◆ Given instruction
Copy each of the rows below word for word, keeping every character and number unchanged.
-- START Record list --
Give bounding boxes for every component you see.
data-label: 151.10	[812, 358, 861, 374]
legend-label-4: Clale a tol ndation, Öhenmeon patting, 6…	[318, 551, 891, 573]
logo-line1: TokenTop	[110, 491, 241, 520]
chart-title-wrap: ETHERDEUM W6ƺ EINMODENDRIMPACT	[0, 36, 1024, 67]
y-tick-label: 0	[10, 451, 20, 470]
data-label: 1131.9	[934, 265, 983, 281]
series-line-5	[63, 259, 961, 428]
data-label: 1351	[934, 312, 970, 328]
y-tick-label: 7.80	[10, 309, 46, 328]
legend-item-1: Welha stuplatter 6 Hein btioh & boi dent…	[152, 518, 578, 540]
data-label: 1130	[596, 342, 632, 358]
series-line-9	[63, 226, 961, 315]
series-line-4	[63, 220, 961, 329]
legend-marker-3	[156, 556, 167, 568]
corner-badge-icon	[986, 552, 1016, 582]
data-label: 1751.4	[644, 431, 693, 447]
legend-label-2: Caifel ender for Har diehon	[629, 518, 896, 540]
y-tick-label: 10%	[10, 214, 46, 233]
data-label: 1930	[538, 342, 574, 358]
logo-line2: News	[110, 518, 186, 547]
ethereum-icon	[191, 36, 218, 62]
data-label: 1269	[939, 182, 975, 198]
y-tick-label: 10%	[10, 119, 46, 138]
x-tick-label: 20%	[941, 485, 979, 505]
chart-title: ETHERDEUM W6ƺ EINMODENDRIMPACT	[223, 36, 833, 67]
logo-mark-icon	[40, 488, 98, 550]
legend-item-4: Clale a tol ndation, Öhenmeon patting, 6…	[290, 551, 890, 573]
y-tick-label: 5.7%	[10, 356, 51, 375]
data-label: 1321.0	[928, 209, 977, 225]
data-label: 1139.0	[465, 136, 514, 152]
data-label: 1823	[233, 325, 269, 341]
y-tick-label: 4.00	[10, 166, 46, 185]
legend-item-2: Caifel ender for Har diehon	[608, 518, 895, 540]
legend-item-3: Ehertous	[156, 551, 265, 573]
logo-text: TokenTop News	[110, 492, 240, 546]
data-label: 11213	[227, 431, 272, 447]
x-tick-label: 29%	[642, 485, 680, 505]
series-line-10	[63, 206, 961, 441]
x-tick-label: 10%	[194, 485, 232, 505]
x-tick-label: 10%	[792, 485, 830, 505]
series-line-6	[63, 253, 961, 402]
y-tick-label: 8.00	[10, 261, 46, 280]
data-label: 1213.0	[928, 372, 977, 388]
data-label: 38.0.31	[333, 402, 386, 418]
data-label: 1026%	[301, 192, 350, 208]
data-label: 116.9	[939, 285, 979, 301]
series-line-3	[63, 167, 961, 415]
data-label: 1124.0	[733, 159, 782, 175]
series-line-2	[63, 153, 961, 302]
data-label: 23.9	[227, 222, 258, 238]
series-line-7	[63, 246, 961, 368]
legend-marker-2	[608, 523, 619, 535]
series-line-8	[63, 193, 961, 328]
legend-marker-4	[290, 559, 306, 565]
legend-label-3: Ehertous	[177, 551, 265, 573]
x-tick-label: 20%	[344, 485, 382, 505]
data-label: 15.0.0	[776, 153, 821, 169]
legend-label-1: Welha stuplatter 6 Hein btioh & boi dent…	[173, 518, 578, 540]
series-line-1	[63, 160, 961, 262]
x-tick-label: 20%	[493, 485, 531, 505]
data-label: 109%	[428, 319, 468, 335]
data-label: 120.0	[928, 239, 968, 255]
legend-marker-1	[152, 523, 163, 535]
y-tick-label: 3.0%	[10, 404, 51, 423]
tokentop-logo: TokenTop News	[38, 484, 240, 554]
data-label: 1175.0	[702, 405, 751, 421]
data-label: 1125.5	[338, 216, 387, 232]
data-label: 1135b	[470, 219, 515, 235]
-- END Record list --
◆ Response to the task
Give bounding boxes for every component you see.
data-label: 151.10	[812, 358, 861, 374]
legend-label-4: Clale a tol ndation, Öhenmeon patting, 6…	[318, 551, 891, 573]
logo-line1: TokenTop	[110, 491, 241, 520]
chart-title-wrap: ETHERDEUM W6ƺ EINMODENDRIMPACT	[0, 36, 1024, 67]
y-tick-label: 0	[10, 451, 20, 470]
data-label: 1131.9	[934, 265, 983, 281]
series-line-5	[63, 259, 961, 428]
data-label: 1351	[934, 312, 970, 328]
y-tick-label: 7.80	[10, 309, 46, 328]
legend-item-1: Welha stuplatter 6 Hein btioh & boi dent…	[152, 518, 578, 540]
data-label: 1130	[596, 342, 632, 358]
series-line-9	[63, 226, 961, 315]
series-line-4	[63, 220, 961, 329]
legend-marker-3	[156, 556, 167, 568]
corner-badge-icon	[986, 552, 1016, 582]
data-label: 1751.4	[644, 431, 693, 447]
legend-label-2: Caifel ender for Har diehon	[629, 518, 896, 540]
y-tick-label: 10%	[10, 214, 46, 233]
data-label: 1930	[538, 342, 574, 358]
logo-line2: News	[110, 518, 186, 547]
ethereum-icon	[191, 36, 218, 62]
data-label: 1269	[939, 182, 975, 198]
y-tick-label: 10%	[10, 119, 46, 138]
x-tick-label: 20%	[941, 485, 979, 505]
chart-title: ETHERDEUM W6ƺ EINMODENDRIMPACT	[223, 36, 833, 67]
logo-mark-icon	[40, 488, 98, 550]
legend-item-4: Clale a tol ndation, Öhenmeon patting, 6…	[290, 551, 890, 573]
y-tick-label: 5.7%	[10, 356, 51, 375]
data-label: 1321.0	[928, 209, 977, 225]
data-label: 1139.0	[465, 136, 514, 152]
data-label: 1823	[233, 325, 269, 341]
y-tick-label: 4.00	[10, 166, 46, 185]
legend-item-2: Caifel ender for Har diehon	[608, 518, 895, 540]
legend-item-3: Ehertous	[156, 551, 265, 573]
logo-text: TokenTop News	[110, 492, 240, 546]
data-label: 11213	[227, 431, 272, 447]
x-tick-label: 29%	[642, 485, 680, 505]
series-line-10	[63, 206, 961, 441]
x-tick-label: 10%	[194, 485, 232, 505]
x-tick-label: 10%	[792, 485, 830, 505]
series-line-6	[63, 253, 961, 402]
y-tick-label: 8.00	[10, 261, 46, 280]
data-label: 1213.0	[928, 372, 977, 388]
data-label: 38.0.31	[333, 402, 386, 418]
data-label: 1026%	[301, 192, 350, 208]
data-label: 116.9	[939, 285, 979, 301]
series-line-3	[63, 167, 961, 415]
data-label: 1124.0	[733, 159, 782, 175]
series-line-2	[63, 153, 961, 302]
data-label: 23.9	[227, 222, 258, 238]
series-line-7	[63, 246, 961, 368]
legend-marker-2	[608, 523, 619, 535]
series-line-8	[63, 193, 961, 328]
legend-marker-4	[290, 559, 306, 565]
legend-label-3: Ehertous	[177, 551, 265, 573]
x-tick-label: 20%	[344, 485, 382, 505]
data-label: 15.0.0	[776, 153, 821, 169]
legend-label-1: Welha stuplatter 6 Hein btioh & boi dent…	[173, 518, 578, 540]
series-line-1	[63, 160, 961, 262]
x-tick-label: 20%	[493, 485, 531, 505]
data-label: 109%	[428, 319, 468, 335]
data-label: 120.0	[928, 239, 968, 255]
legend-marker-1	[152, 523, 163, 535]
y-tick-label: 3.0%	[10, 404, 51, 423]
tokentop-logo: TokenTop News	[38, 484, 240, 554]
data-label: 1175.0	[702, 405, 751, 421]
data-label: 1125.5	[338, 216, 387, 232]
data-label: 1135b	[470, 219, 515, 235]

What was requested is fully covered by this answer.